> Objective
Collect every line of the records below that contains the word "content".
>> BEGIN Data listing
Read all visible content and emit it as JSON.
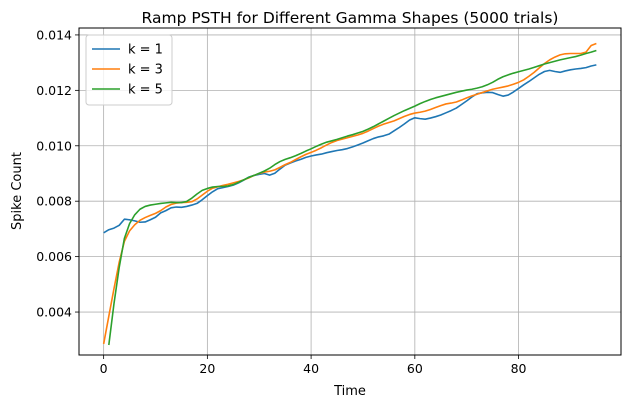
{
  "chart_data": {
    "type": "line",
    "title": "Ramp PSTH for Different Gamma Shapes (5000 trials)",
    "xlabel": "Time",
    "ylabel": "Spike Count",
    "xlim": [
      -4.75,
      99.75
    ],
    "ylim": [
      0.00245,
      0.01425
    ],
    "xticks": [
      0,
      20,
      40,
      60,
      80
    ],
    "xtick_labels": [
      "0",
      "20",
      "40",
      "60",
      "80"
    ],
    "yticks": [
      0.004,
      0.006,
      0.008,
      0.01,
      0.012,
      0.014
    ],
    "ytick_labels": [
      "0.004",
      "0.006",
      "0.008",
      "0.010",
      "0.012",
      "0.014"
    ],
    "grid": true,
    "legend": "top-left",
    "x": [
      0,
      1,
      2,
      3,
      4,
      5,
      6,
      7,
      8,
      9,
      10,
      11,
      12,
      13,
      14,
      15,
      16,
      17,
      18,
      19,
      20,
      21,
      22,
      23,
      24,
      25,
      26,
      27,
      28,
      29,
      30,
      31,
      32,
      33,
      34,
      35,
      36,
      37,
      38,
      39,
      40,
      41,
      42,
      43,
      44,
      45,
      46,
      47,
      48,
      49,
      50,
      51,
      52,
      53,
      54,
      55,
      56,
      57,
      58,
      59,
      60,
      61,
      62,
      63,
      64,
      65,
      66,
      67,
      68,
      69,
      70,
      71,
      72,
      73,
      74,
      75,
      76,
      77,
      78,
      79,
      80,
      81,
      82,
      83,
      84,
      85,
      86,
      87,
      88,
      89,
      90,
      91,
      92,
      93,
      94,
      95
    ],
    "series": [
      {
        "name": "k = 1",
        "color": "#1f77b4",
        "values": [
          0.00686,
          0.00697,
          0.00703,
          0.00713,
          0.00735,
          0.00733,
          0.00729,
          0.00724,
          0.00725,
          0.00733,
          0.00742,
          0.00758,
          0.00766,
          0.00776,
          0.00779,
          0.00778,
          0.00781,
          0.00786,
          0.00792,
          0.00805,
          0.0082,
          0.00834,
          0.00845,
          0.00849,
          0.00853,
          0.00858,
          0.00866,
          0.00876,
          0.00887,
          0.00893,
          0.00897,
          0.009,
          0.00894,
          0.00901,
          0.00916,
          0.0093,
          0.00938,
          0.00945,
          0.00951,
          0.00958,
          0.00963,
          0.00967,
          0.0097,
          0.00975,
          0.00979,
          0.00983,
          0.00986,
          0.0099,
          0.00996,
          0.01003,
          0.0101,
          0.01018,
          0.01026,
          0.01032,
          0.01036,
          0.01042,
          0.01054,
          0.01066,
          0.01079,
          0.01093,
          0.01101,
          0.01098,
          0.01096,
          0.011,
          0.01105,
          0.01111,
          0.01119,
          0.01127,
          0.01136,
          0.01149,
          0.01162,
          0.01176,
          0.01188,
          0.01191,
          0.01193,
          0.01192,
          0.01185,
          0.01179,
          0.01183,
          0.01194,
          0.01207,
          0.0122,
          0.01232,
          0.01245,
          0.01258,
          0.01268,
          0.01272,
          0.01268,
          0.01265,
          0.0127,
          0.01274,
          0.01277,
          0.01279,
          0.01282,
          0.01288,
          0.01292
        ]
      },
      {
        "name": "k = 3",
        "color": "#ff7f0e",
        "values": [
          0.00285,
          0.00385,
          0.00485,
          0.0058,
          0.00655,
          0.00693,
          0.00715,
          0.00731,
          0.00741,
          0.00749,
          0.00756,
          0.00766,
          0.00779,
          0.00788,
          0.00793,
          0.00795,
          0.00796,
          0.00798,
          0.00808,
          0.00822,
          0.00836,
          0.00847,
          0.00852,
          0.00857,
          0.00861,
          0.00866,
          0.00871,
          0.00877,
          0.00884,
          0.00893,
          0.009,
          0.00905,
          0.00908,
          0.00913,
          0.00922,
          0.00932,
          0.0094,
          0.0095,
          0.0096,
          0.00969,
          0.00976,
          0.00984,
          0.00993,
          0.01003,
          0.01012,
          0.01019,
          0.01024,
          0.01029,
          0.01034,
          0.01039,
          0.01045,
          0.01053,
          0.01062,
          0.01071,
          0.01078,
          0.01084,
          0.0109,
          0.01098,
          0.01106,
          0.01113,
          0.01118,
          0.01121,
          0.01125,
          0.01131,
          0.01138,
          0.01145,
          0.01151,
          0.01154,
          0.01158,
          0.01165,
          0.01173,
          0.0118,
          0.01186,
          0.01192,
          0.01198,
          0.01204,
          0.01208,
          0.01212,
          0.01216,
          0.01222,
          0.01229,
          0.01238,
          0.01251,
          0.01265,
          0.01281,
          0.01297,
          0.0131,
          0.0132,
          0.01328,
          0.01332,
          0.01333,
          0.01333,
          0.01333,
          0.01338,
          0.01362,
          0.01369
        ]
      },
      {
        "name": "k = 5",
        "color": "#2ca02c",
        "values": [
          null,
          0.00281,
          0.00431,
          0.00561,
          0.00666,
          0.00719,
          0.00751,
          0.00771,
          0.00781,
          0.00786,
          0.00789,
          0.00792,
          0.00794,
          0.00796,
          0.00795,
          0.00795,
          0.00799,
          0.00811,
          0.00826,
          0.00839,
          0.00846,
          0.00851,
          0.00853,
          0.00853,
          0.00855,
          0.0086,
          0.00868,
          0.00877,
          0.00886,
          0.00893,
          0.00901,
          0.00909,
          0.00919,
          0.00932,
          0.00943,
          0.00951,
          0.00957,
          0.00964,
          0.00972,
          0.00981,
          0.00989,
          0.00998,
          0.01006,
          0.01013,
          0.01018,
          0.01023,
          0.01029,
          0.01035,
          0.0104,
          0.01046,
          0.01052,
          0.0106,
          0.01069,
          0.01079,
          0.01089,
          0.01099,
          0.01109,
          0.01118,
          0.01127,
          0.01135,
          0.01143,
          0.01152,
          0.0116,
          0.01167,
          0.01173,
          0.01178,
          0.01183,
          0.01188,
          0.01193,
          0.01197,
          0.01201,
          0.01204,
          0.01208,
          0.01213,
          0.0122,
          0.01229,
          0.0124,
          0.01249,
          0.01256,
          0.01262,
          0.01267,
          0.01272,
          0.01277,
          0.01283,
          0.01289,
          0.01295,
          0.013,
          0.01305,
          0.0131,
          0.01314,
          0.01318,
          0.01322,
          0.01327,
          0.01333,
          0.01338,
          0.01344
        ]
      }
    ]
  }
}
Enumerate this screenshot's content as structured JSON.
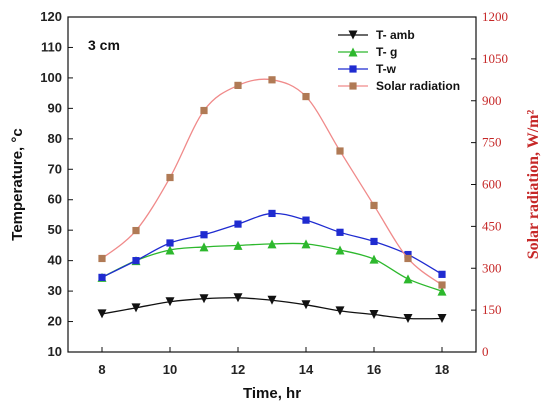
>> END Data listing
> Output of the exercise
Read all visible content and emit it as JSON.
Enumerate this screenshot's content as structured JSON.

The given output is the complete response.